= Lines of data =
--------------------------------------------------

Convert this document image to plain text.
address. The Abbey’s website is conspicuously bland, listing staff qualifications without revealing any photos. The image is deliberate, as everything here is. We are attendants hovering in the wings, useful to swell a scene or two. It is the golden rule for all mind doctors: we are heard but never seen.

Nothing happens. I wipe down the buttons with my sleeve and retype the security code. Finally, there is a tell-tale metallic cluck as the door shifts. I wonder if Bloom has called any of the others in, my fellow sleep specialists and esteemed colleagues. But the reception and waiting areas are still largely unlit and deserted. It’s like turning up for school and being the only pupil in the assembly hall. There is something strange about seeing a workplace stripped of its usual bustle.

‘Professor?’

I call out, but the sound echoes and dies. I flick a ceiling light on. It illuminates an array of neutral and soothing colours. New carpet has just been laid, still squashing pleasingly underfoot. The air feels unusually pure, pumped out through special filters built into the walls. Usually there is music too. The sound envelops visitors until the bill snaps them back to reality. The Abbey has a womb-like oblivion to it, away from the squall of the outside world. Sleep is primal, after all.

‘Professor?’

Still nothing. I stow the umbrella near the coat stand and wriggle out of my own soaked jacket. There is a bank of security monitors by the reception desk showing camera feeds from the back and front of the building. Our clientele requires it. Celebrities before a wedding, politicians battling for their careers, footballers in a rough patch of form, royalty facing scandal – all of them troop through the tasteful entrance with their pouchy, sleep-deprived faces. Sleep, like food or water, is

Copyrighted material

--------------------------------------------------

= To be done =
Tally the lines of the data that hold the string "Abbey". Answer with the number and nothing more.

= Reply to the task =
2